= Goal of the exercise =
Begin at the line that holds "Transcribe the text in this document." and copy each line exactly until the data below ends, including that last line but no pictures.

= Material provided =
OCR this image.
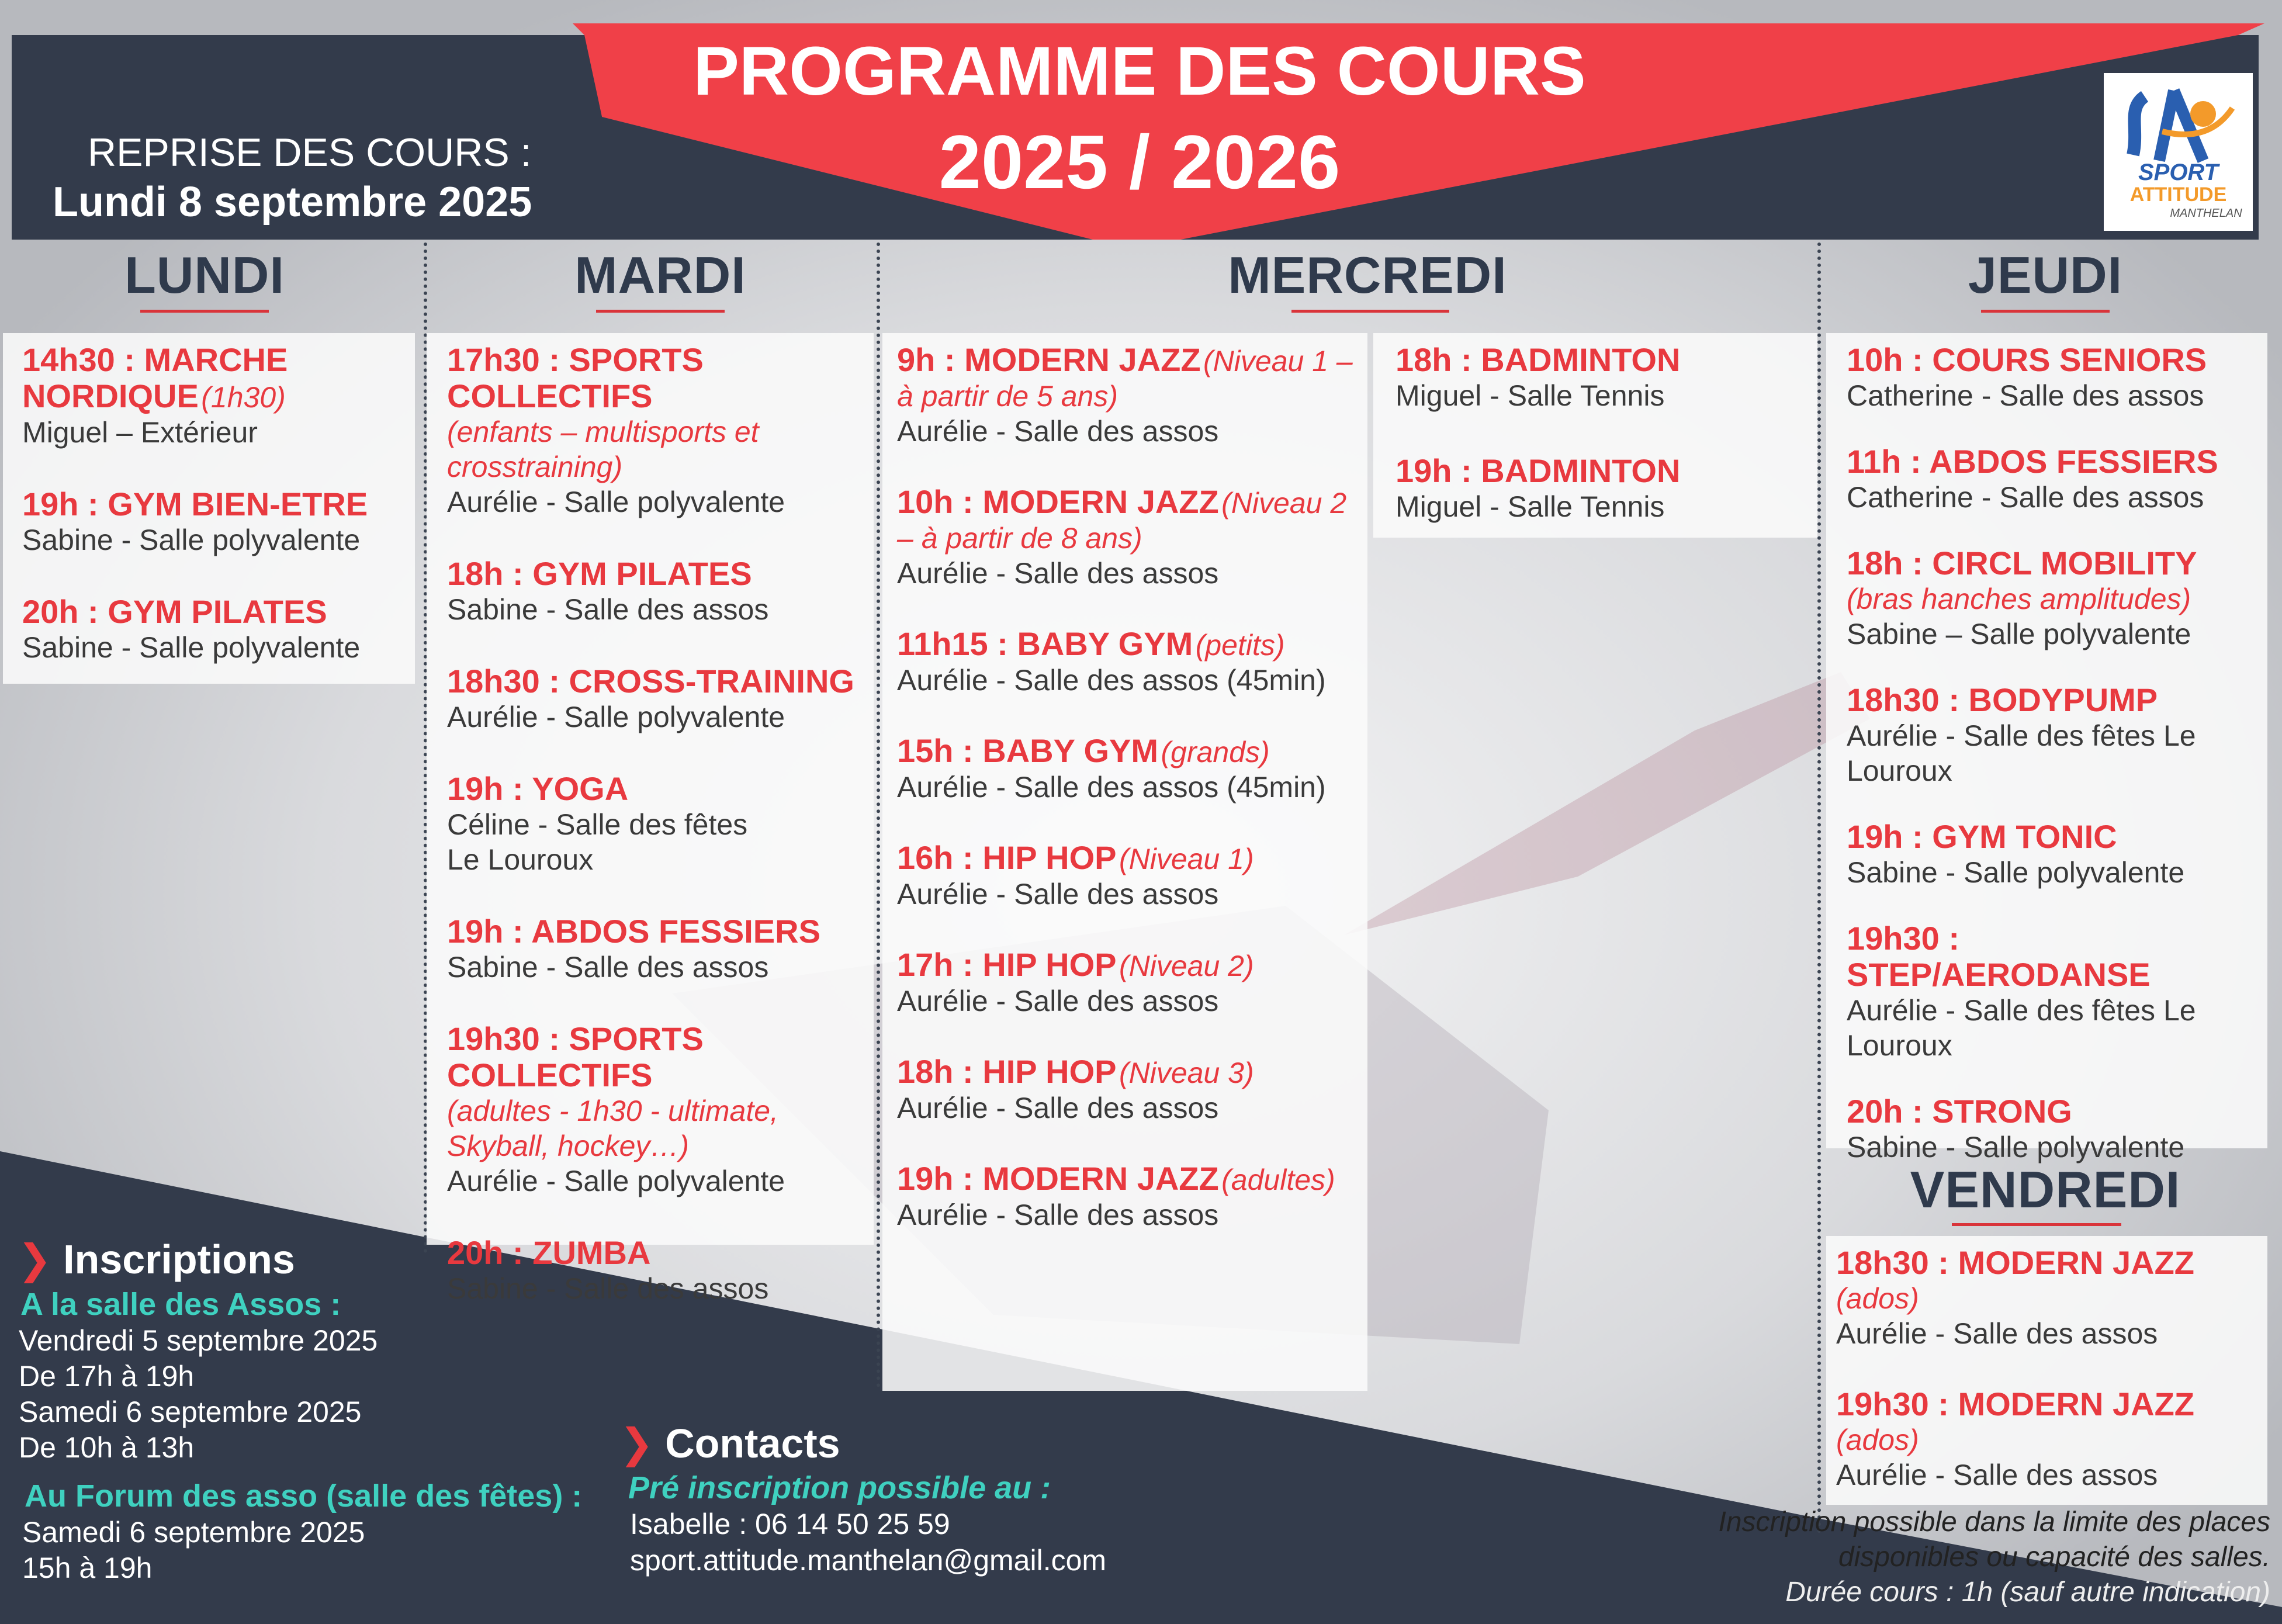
PROGRAMME DES COURS
2025 / 2026
REPRISE DES COURS :
Lundi 8 septembre 2025
SPORT
ATTITUDE
MANTHELAN
LUNDI	MARDI	MERCREDI	JEUDI
VENDREDI
14h30 : MARCHE NORDIQUE (1h30)
Miguel – Extérieur
19h : GYM BIEN-ETRE
Sabine - Salle polyvalente
20h : GYM PILATES
Sabine - Salle polyvalente
17h30 : SPORTS COLLECTIFS
(enfants – multisports et crosstraining)
Aurélie - Salle polyvalente
18h : GYM PILATES
Sabine - Salle des assos
18h30 : CROSS-TRAINING
Aurélie - Salle polyvalente
19h : YOGA
Céline - Salle des fêtes Le Louroux
19h : ABDOS FESSIERS
Sabine - Salle des assos
19h30 : SPORTS COLLECTIFS
(adultes - 1h30 - ultimate, Skyball, hockey…)
Aurélie - Salle polyvalente
20h : ZUMBA
Sabine - Salle des assos
9h : MODERN JAZZ (Niveau 1 – à partir de 5 ans)
Aurélie - Salle des assos
10h : MODERN JAZZ (Niveau 2 – à partir de 8 ans)
Aurélie - Salle des assos
11h15 : BABY GYM (petits)
Aurélie - Salle des assos (45min)
15h : BABY GYM (grands)
Aurélie - Salle des assos (45min)
16h : HIP HOP (Niveau 1)
Aurélie - Salle des assos
17h : HIP HOP (Niveau 2)
Aurélie - Salle des assos
18h : HIP HOP (Niveau 3)
Aurélie - Salle des assos
19h : MODERN JAZZ (adultes)
Aurélie - Salle des assos
18h : BADMINTON
Miguel - Salle Tennis
19h : BADMINTON
Miguel - Salle Tennis
10h : COURS SENIORS
Catherine - Salle des assos
11h : ABDOS FESSIERS
Catherine - Salle des assos
18h : CIRCL MOBILITY
(bras hanches amplitudes)
Sabine – Salle polyvalente
18h30 : BODYPUMP
Aurélie - Salle des fêtes Le Louroux
19h : GYM TONIC
Sabine - Salle polyvalente
19h30 : STEP/AERODANSE
Aurélie - Salle des fêtes Le Louroux
20h : STRONG
Sabine - Salle polyvalente
18h30 : MODERN JAZZ
(ados)
Aurélie - Salle des assos
19h30 : MODERN JAZZ
(ados)
Aurélie - Salle des assos
❯ Inscriptions
A la salle des Assos :
Vendredi 5 septembre 2025
De 17h à 19h
Samedi 6 septembre 2025
De 10h à 13h
Au Forum des asso (salle des fêtes) :
Samedi 6 septembre 2025
15h à 19h
❯ Contacts
Pré inscription possible au :
Isabelle : 06 14 50 25 59
sport.attitude.manthelan@gmail.com
Inscription possible dans la limite des places
disponibles ou capacité des salles.
Durée cours : 1h (sauf autre indication)
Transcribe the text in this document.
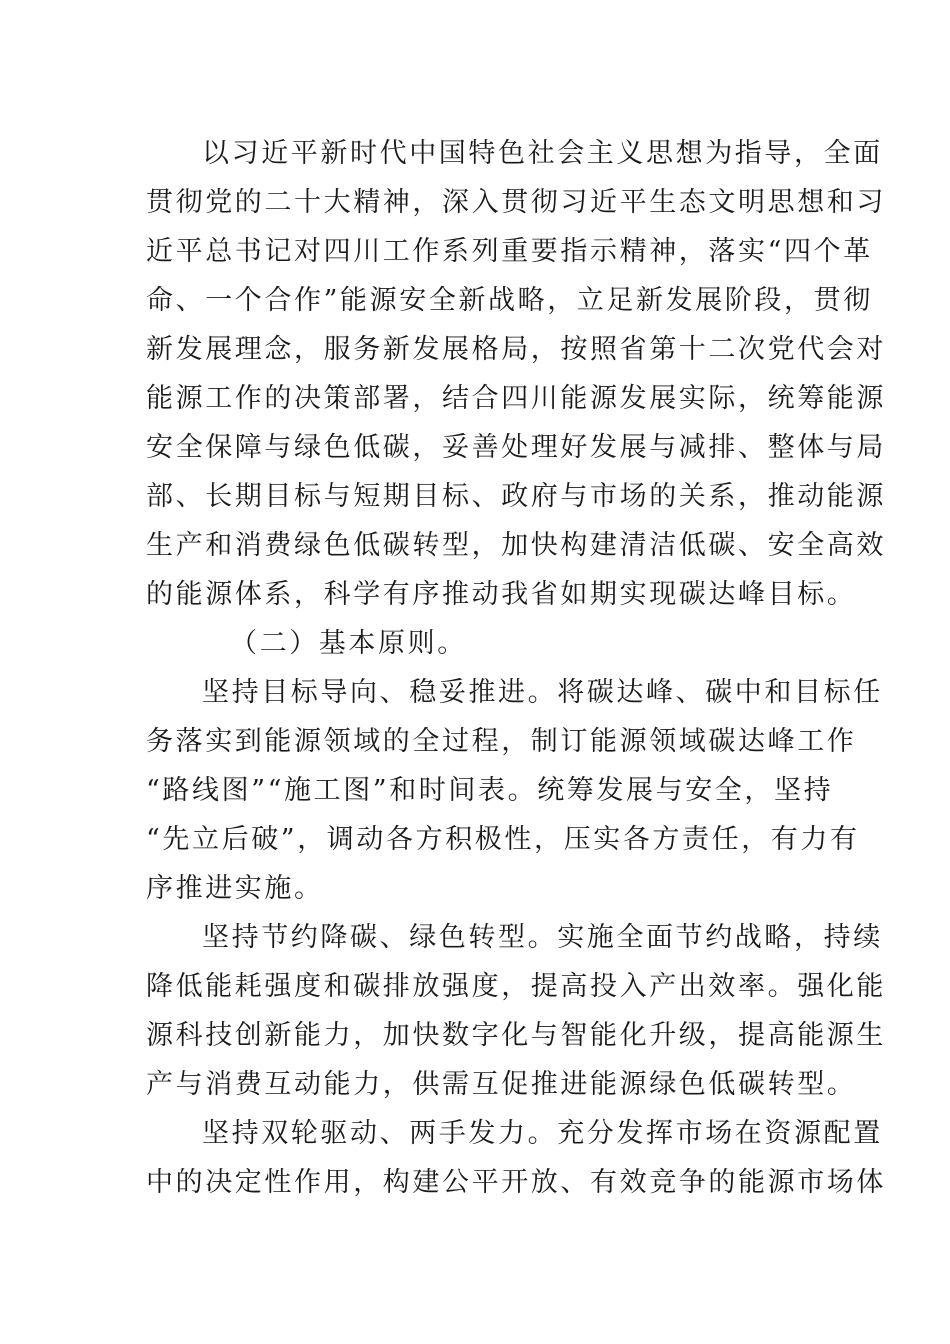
以习近平新时代中国特色社会主义思想为指导，全面
贯彻党的二十大精神，深入贯彻习近平生态文明思想和习
近平总书记对四川工作系列重要指示精神，落实“四个革
命、一个合作”能源安全新战略，立足新发展阶段，贯彻
新发展理念，服务新发展格局，按照省第十二次党代会对
能源工作的决策部署，结合四川能源发展实际，统筹能源
安全保障与绿色低碳，妥善处理好发展与减排、整体与局
部、长期目标与短期目标、政府与市场的关系，推动能源
生产和消费绿色低碳转型，加快构建清洁低碳、安全高效
的能源体系，科学有序推动我省如期实现碳达峰目标。
（二）基本原则。
坚持目标导向、稳妥推进。将碳达峰、碳中和目标任
务落实到能源领域的全过程，制订能源领域碳达峰工作
“路线图”“施工图”和时间表。统筹发展与安全，坚持
“先立后破”，调动各方积极性，压实各方责任，有力有
序推进实施。
坚持节约降碳、绿色转型。实施全面节约战略，持续
降低能耗强度和碳排放强度，提高投入产出效率。强化能
源科技创新能力，加快数字化与智能化升级，提高能源生
产与消费互动能力，供需互促推进能源绿色低碳转型。
坚持双轮驱动、两手发力。充分发挥市场在资源配置
中的决定性作用，构建公平开放、有效竞争的能源市场体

= Task response =
Transcribe the text in this document.
以习近平新时代中国特色社会主义思想为指导，全面
贯彻党的二十大精神，深入贯彻习近平生态文明思想和习
近平总书记对四川工作系列重要指示精神，落实“四个革
命、一个合作”能源安全新战略，立足新发展阶段，贯彻
新发展理念，服务新发展格局，按照省第十二次党代会对
能源工作的决策部署，结合四川能源发展实际，统筹能源
安全保障与绿色低碳，妥善处理好发展与减排、整体与局
部、长期目标与短期目标、政府与市场的关系，推动能源
生产和消费绿色低碳转型，加快构建清洁低碳、安全高效
的能源体系，科学有序推动我省如期实现碳达峰目标。
（二）基本原则。
坚持目标导向、稳妥推进。将碳达峰、碳中和目标任
务落实到能源领域的全过程，制订能源领域碳达峰工作
“路线图”“施工图”和时间表。统筹发展与安全，坚持
“先立后破”，调动各方积极性，压实各方责任，有力有
序推进实施。
坚持节约降碳、绿色转型。实施全面节约战略，持续
降低能耗强度和碳排放强度，提高投入产出效率。强化能
源科技创新能力，加快数字化与智能化升级，提高能源生
产与消费互动能力，供需互促推进能源绿色低碳转型。
坚持双轮驱动、两手发力。充分发挥市场在资源配置
中的决定性作用，构建公平开放、有效竞争的能源市场体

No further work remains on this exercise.